Written exercise —
Transcribe the material exactly. Images do not belong in the copy.

## start Exercise data

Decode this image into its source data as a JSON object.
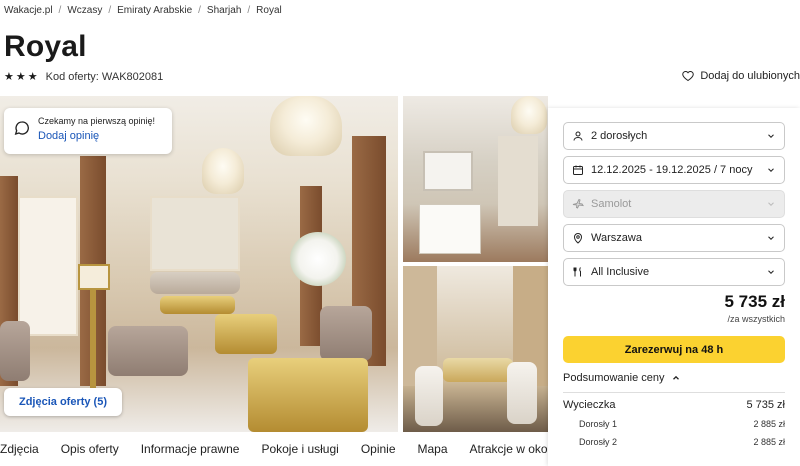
{
  "breadcrumb": [
    "Wakacje.pl",
    "Wczasy",
    "Emiraty Arabskie",
    "Sharjah",
    "Royal"
  ],
  "hotel": {
    "name": "Royal",
    "stars": 3,
    "offer_code": "Kod oferty: WAK802081",
    "favorite_label": "Dodaj do ulubionych"
  },
  "review_card": {
    "line1": "Czekamy na pierwszą opinię!",
    "link": "Dodaj opinię"
  },
  "gallery": {
    "photos_button": "Zdjęcia oferty (5)"
  },
  "tabs": [
    "Zdjęcia",
    "Opis oferty",
    "Informacje prawne",
    "Pokoje i usługi",
    "Opinie",
    "Mapa",
    "Atrakcje w okolicy"
  ],
  "booking": {
    "travelers": "2 dorosłych",
    "dates": "12.12.2025 - 19.12.2025 / 7 nocy",
    "transport": "Samolot",
    "departure": "Warszawa",
    "board": "All Inclusive",
    "price": "5 735 zł",
    "price_note": "/za wszystkich",
    "book_button": "Zarezerwuj na 48 h",
    "summary_label": "Podsumowanie ceny",
    "lines": [
      {
        "label": "Wycieczka",
        "value": "5 735 zł"
      },
      {
        "label": "Dorosły 1",
        "value": "2 885 zł"
      },
      {
        "label": "Dorosły 2",
        "value": "2 885 zł"
      }
    ]
  },
  "colors": {
    "accent_yellow": "#fbd230",
    "link_blue": "#1a56b8"
  }
}
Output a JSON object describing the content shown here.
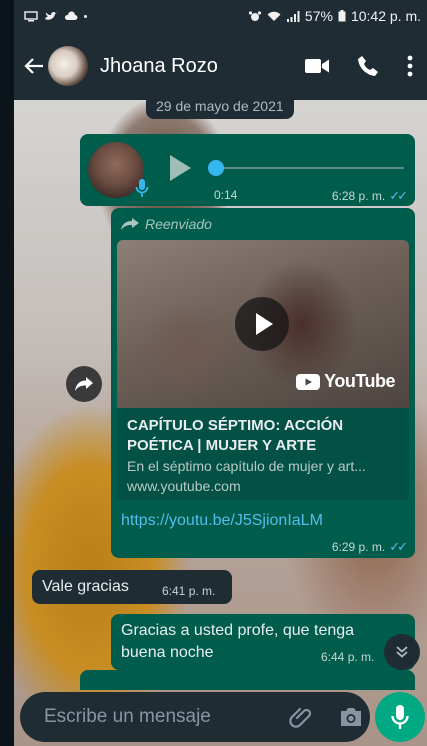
{
  "status_bar": {
    "battery": "57%",
    "time": "10:42 p. m."
  },
  "header": {
    "contact_name": "Jhoana Rozo"
  },
  "chat": {
    "date_divider": "29 de mayo de 2021",
    "audio_message": {
      "duration": "0:14",
      "time": "6:28 p. m.",
      "progress": 0
    },
    "forwarded_message": {
      "forwarded_label": "Reenviado",
      "link_brand": "YouTube",
      "link_title": "CAPÍTULO SÉPTIMO: ACCIÓN POÉTICA | MUJER Y ARTE",
      "link_description": "En el séptimo capítulo de mujer y art...",
      "link_domain": "www.youtube.com",
      "url": "https://youtu.be/J5SjionIaLM",
      "time": "6:29 p. m."
    },
    "incoming_message": {
      "text": "Vale gracias",
      "time": "6:41 p. m."
    },
    "outgoing_message": {
      "text": "Gracias a usted profe, que tenga buena noche",
      "time": "6:44 p. m."
    }
  },
  "composer": {
    "placeholder": "Escribe un mensaje"
  },
  "colors": {
    "header": "#1f2c34",
    "outgoing_bubble": "#005c4b",
    "incoming_bubble": "#1f2c34",
    "accent": "#00a884",
    "read_ticks": "#53bdeb"
  }
}
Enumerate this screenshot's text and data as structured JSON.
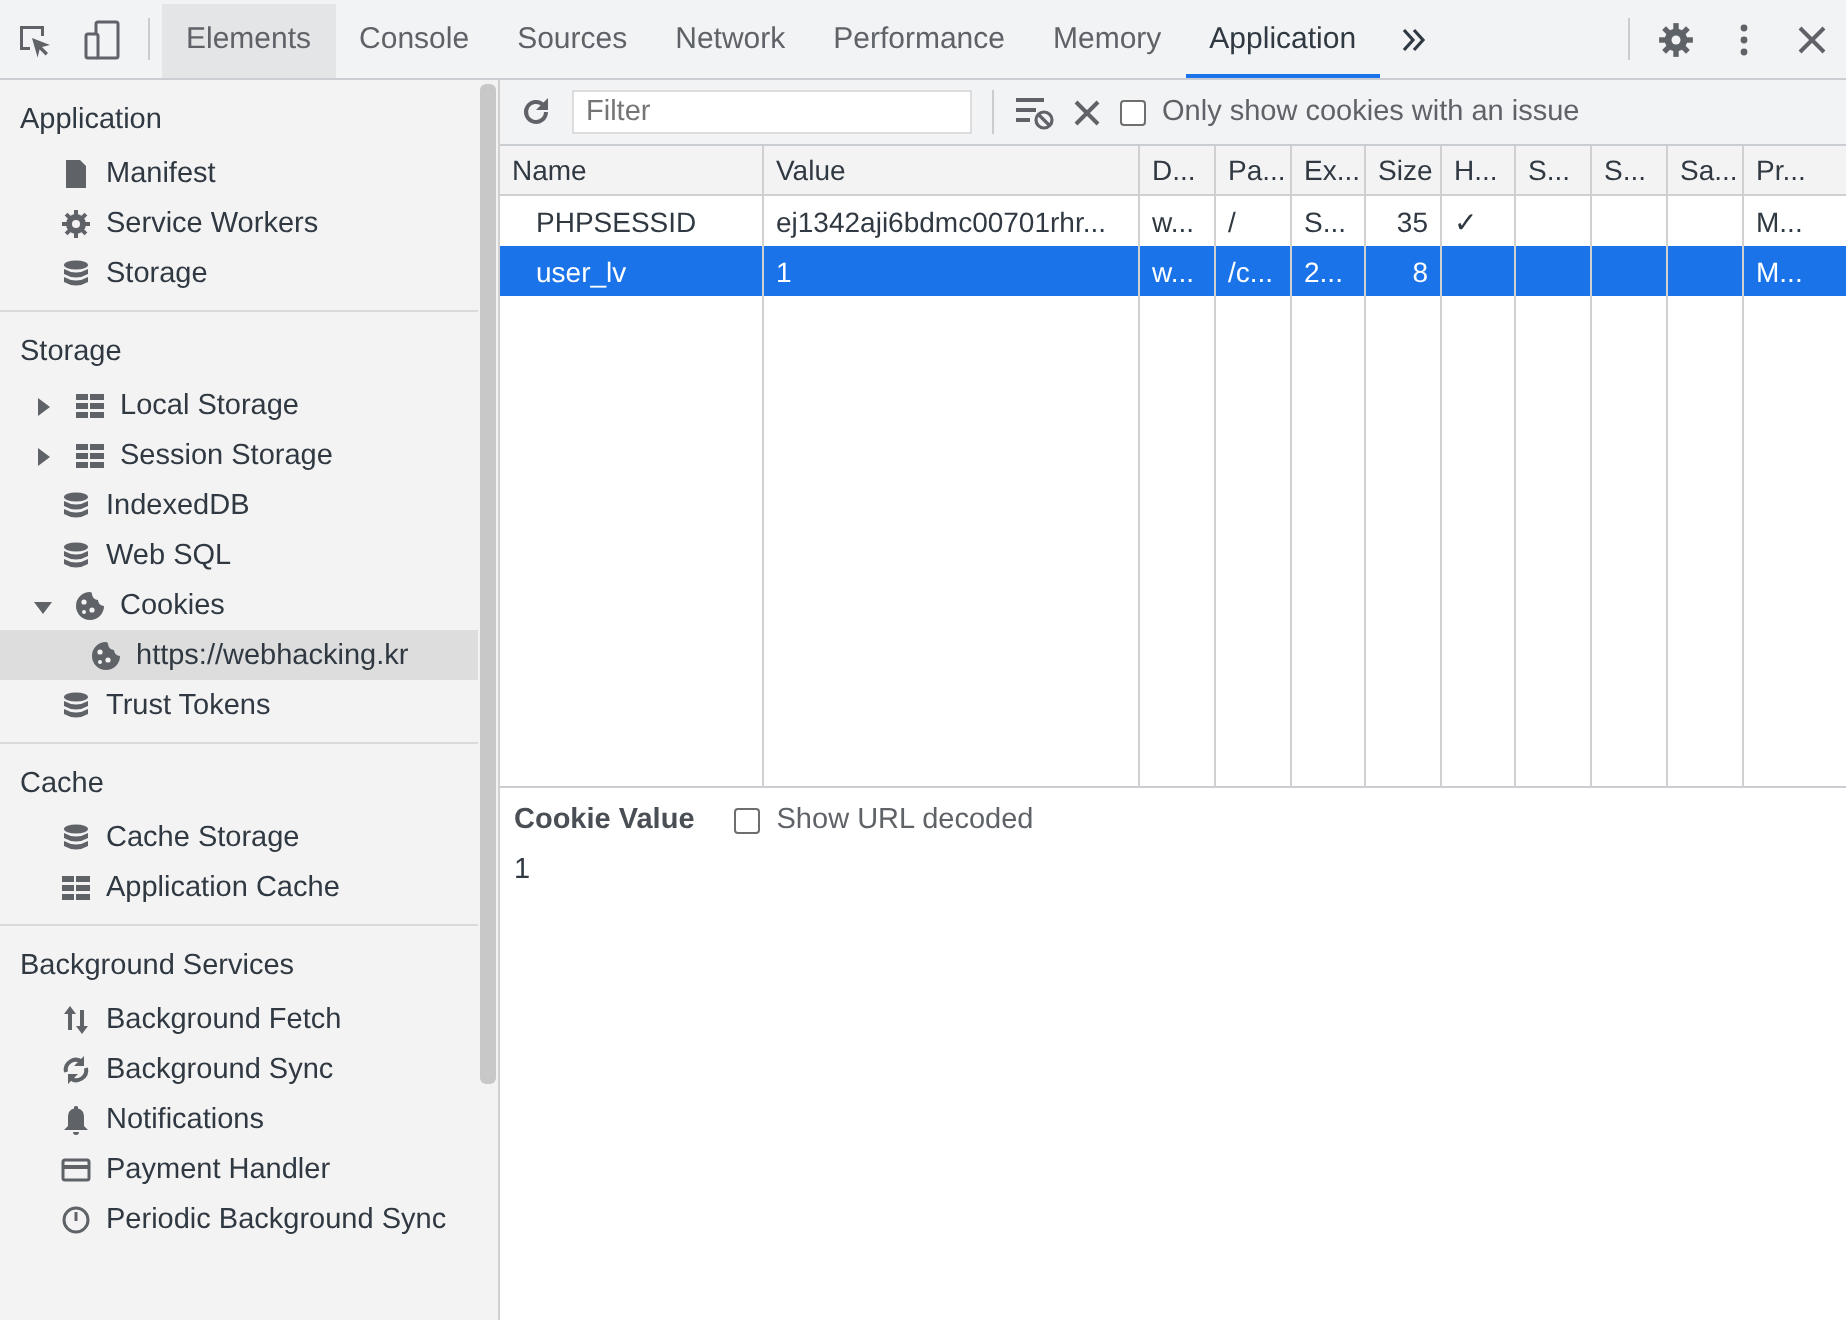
{
  "tabs": [
    {
      "label": "Elements",
      "selected": false,
      "hovered": true
    },
    {
      "label": "Console",
      "selected": false,
      "hovered": false
    },
    {
      "label": "Sources",
      "selected": false,
      "hovered": false
    },
    {
      "label": "Network",
      "selected": false,
      "hovered": false
    },
    {
      "label": "Performance",
      "selected": false,
      "hovered": false
    },
    {
      "label": "Memory",
      "selected": false,
      "hovered": false
    },
    {
      "label": "Application",
      "selected": true,
      "hovered": false
    }
  ],
  "sidebar": {
    "sections": [
      {
        "title": "Application",
        "items": [
          {
            "label": "Manifest",
            "kind": "file",
            "selected": false
          },
          {
            "label": "Service Workers",
            "kind": "gear",
            "selected": false
          },
          {
            "label": "Storage",
            "kind": "database",
            "selected": false
          }
        ]
      },
      {
        "title": "Storage",
        "items": [
          {
            "label": "Local Storage",
            "kind": "grid",
            "selected": false,
            "expanded": false
          },
          {
            "label": "Session Storage",
            "kind": "grid",
            "selected": false,
            "expanded": false
          },
          {
            "label": "IndexedDB",
            "kind": "database",
            "selected": false
          },
          {
            "label": "Web SQL",
            "kind": "database",
            "selected": false
          },
          {
            "label": "Cookies",
            "kind": "cookie",
            "selected": false,
            "expanded": true,
            "children": [
              {
                "label": "https://webhacking.kr",
                "kind": "cookie",
                "selected": true
              }
            ]
          },
          {
            "label": "Trust Tokens",
            "kind": "database",
            "selected": false
          }
        ]
      },
      {
        "title": "Cache",
        "items": [
          {
            "label": "Cache Storage",
            "kind": "database",
            "selected": false
          },
          {
            "label": "Application Cache",
            "kind": "grid",
            "selected": false
          }
        ]
      },
      {
        "title": "Background Services",
        "items": [
          {
            "label": "Background Fetch",
            "kind": "updown",
            "selected": false
          },
          {
            "label": "Background Sync",
            "kind": "sync",
            "selected": false
          },
          {
            "label": "Notifications",
            "kind": "bell",
            "selected": false
          },
          {
            "label": "Payment Handler",
            "kind": "card",
            "selected": false
          },
          {
            "label": "Periodic Background Sync",
            "kind": "clock",
            "selected": false
          }
        ]
      }
    ]
  },
  "toolbar": {
    "filter": {
      "placeholder": "Filter"
    },
    "issue_checkbox": {
      "label": "Only show cookies with an issue",
      "checked": false
    }
  },
  "table": {
    "columns": [
      "Name",
      "Value",
      "D...",
      "Pa...",
      "Ex...",
      "Size",
      "H...",
      "S...",
      "S...",
      "Sa...",
      "Pr..."
    ],
    "rows": [
      {
        "selected": false,
        "cells": [
          "PHPSESSID",
          "ej1342aji6bdmc00701rhr...",
          "w...",
          "/",
          "S...",
          "35",
          "✓",
          null,
          null,
          null,
          "M..."
        ]
      },
      {
        "selected": true,
        "cells": [
          "user_lv",
          "1",
          "w...",
          "/c...",
          "2...",
          "8",
          null,
          null,
          null,
          null,
          "M..."
        ]
      }
    ]
  },
  "cookie_value": {
    "title": "Cookie Value",
    "decode_checkbox": {
      "label": "Show URL decoded",
      "checked": false
    },
    "value": "1"
  }
}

## end Exercise data

Written response —
Decode this image into its source data as a JSON object.
{
  "breadcrumb": [
    "Wakacje.pl",
    "Wczasy",
    "Emiraty Arabskie",
    "Sharjah",
    "Royal"
  ],
  "hotel": {
    "name": "Royal",
    "stars": 3,
    "offer_code": "Kod oferty: WAK802081",
    "favorite_label": "Dodaj do ulubionych"
  },
  "review_card": {
    "line1": "Czekamy na pierwszą opinię!",
    "link": "Dodaj opinię"
  },
  "gallery": {
    "photos_button": "Zdjęcia oferty (5)"
  },
  "tabs": [
    "Zdjęcia",
    "Opis oferty",
    "Informacje prawne",
    "Pokoje i usługi",
    "Opinie",
    "Mapa",
    "Atrakcje w okolicy"
  ],
  "booking": {
    "travelers": "2 dorosłych",
    "dates": "12.12.2025 - 19.12.2025 / 7 nocy",
    "transport": "Samolot",
    "departure": "Warszawa",
    "board": "All Inclusive",
    "price": "5 735 zł",
    "price_note": "/za wszystkich",
    "book_button": "Zarezerwuj na 48 h",
    "summary_label": "Podsumowanie ceny",
    "lines": [
      {
        "label": "Wycieczka",
        "value": "5 735 zł"
      },
      {
        "label": "Dorosły 1",
        "value": "2 885 zł"
      },
      {
        "label": "Dorosły 2",
        "value": "2 885 zł"
      }
    ]
  },
  "colors": {
    "accent_yellow": "#fbd230",
    "link_blue": "#1a56b8"
  }
}
Output a JSON object describing the content shown here.
{
  "status_bar": {
    "battery": "57%",
    "time": "10:42 p. m."
  },
  "header": {
    "contact_name": "Jhoana Rozo"
  },
  "chat": {
    "date_divider": "29 de mayo de 2021",
    "audio_message": {
      "duration": "0:14",
      "time": "6:28 p. m.",
      "progress": 0
    },
    "forwarded_message": {
      "forwarded_label": "Reenviado",
      "link_brand": "YouTube",
      "link_title": "CAPÍTULO SÉPTIMO: ACCIÓN POÉTICA | MUJER Y ARTE",
      "link_description": "En el séptimo capítulo de mujer y art...",
      "link_domain": "www.youtube.com",
      "url": "https://youtu.be/J5SjionIaLM",
      "time": "6:29 p. m."
    },
    "incoming_message": {
      "text": "Vale gracias",
      "time": "6:41 p. m."
    },
    "outgoing_message": {
      "text": "Gracias a usted profe, que tenga buena noche",
      "time": "6:44 p. m."
    }
  },
  "composer": {
    "placeholder": "Escribe un mensaje"
  },
  "colors": {
    "header": "#1f2c34",
    "outgoing_bubble": "#005c4b",
    "incoming_bubble": "#1f2c34",
    "accent": "#00a884",
    "read_ticks": "#53bdeb"
  }
}
Enumerate this screenshot's text and data as structured JSON.
{
  "tabs": [
    {
      "label": "Elements",
      "selected": false,
      "hovered": true
    },
    {
      "label": "Console",
      "selected": false,
      "hovered": false
    },
    {
      "label": "Sources",
      "selected": false,
      "hovered": false
    },
    {
      "label": "Network",
      "selected": false,
      "hovered": false
    },
    {
      "label": "Performance",
      "selected": false,
      "hovered": false
    },
    {
      "label": "Memory",
      "selected": false,
      "hovered": false
    },
    {
      "label": "Application",
      "selected": true,
      "hovered": false
    }
  ],
  "sidebar": {
    "sections": [
      {
        "title": "Application",
        "items": [
          {
            "label": "Manifest",
            "kind": "file",
            "selected": false
          },
          {
            "label": "Service Workers",
            "kind": "gear",
            "selected": false
          },
          {
            "label": "Storage",
            "kind": "database",
            "selected": false
          }
        ]
      },
      {
        "title": "Storage",
        "items": [
          {
            "label": "Local Storage",
            "kind": "grid",
            "selected": false,
            "expanded": false
          },
          {
            "label": "Session Storage",
            "kind": "grid",
            "selected": false,
            "expanded": false
          },
          {
            "label": "IndexedDB",
            "kind": "database",
            "selected": false
          },
          {
            "label": "Web SQL",
            "kind": "database",
            "selected": false
          },
          {
            "label": "Cookies",
            "kind": "cookie",
            "selected": false,
            "expanded": true,
            "children": [
              {
                "label": "https://webhacking.kr",
                "kind": "cookie",
                "selected": true
              }
            ]
          },
          {
            "label": "Trust Tokens",
            "kind": "database",
            "selected": false
          }
        ]
      },
      {
        "title": "Cache",
        "items": [
          {
            "label": "Cache Storage",
            "kind": "database",
            "selected": false
          },
          {
            "label": "Application Cache",
            "kind": "grid",
            "selected": false
          }
        ]
      },
      {
        "title": "Background Services",
        "items": [
          {
            "label": "Background Fetch",
            "kind": "updown",
            "selected": false
          },
          {
            "label": "Background Sync",
            "kind": "sync",
            "selected": false
          },
          {
            "label": "Notifications",
            "kind": "bell",
            "selected": false
          },
          {
            "label": "Payment Handler",
            "kind": "card",
            "selected": false
          },
          {
            "label": "Periodic Background Sync",
            "kind": "clock",
            "selected": false
          }
        ]
      }
    ]
  },
  "toolbar": {
    "filter": {
      "placeholder": "Filter"
    },
    "issue_checkbox": {
      "label": "Only show cookies with an issue",
      "checked": false
    }
  },
  "table": {
    "columns": [
      "Name",
      "Value",
      "D...",
      "Pa...",
      "Ex...",
      "Size",
      "H...",
      "S...",
      "S...",
      "Sa...",
      "Pr..."
    ],
    "rows": [
      {
        "selected": false,
        "cells": [
          "PHPSESSID",
          "ej1342aji6bdmc00701rhr...",
          "w...",
          "/",
          "S...",
          "35",
          "✓",
          null,
          null,
          null,
          "M..."
        ]
      },
      {
        "selected": true,
        "cells": [
          "user_lv",
          "1",
          "w...",
          "/c...",
          "2...",
          "8",
          null,
          null,
          null,
          null,
          "M..."
        ]
      }
    ]
  },
  "cookie_value": {
    "title": "Cookie Value",
    "decode_checkbox": {
      "label": "Show URL decoded",
      "checked": false
    },
    "value": "1"
  }
}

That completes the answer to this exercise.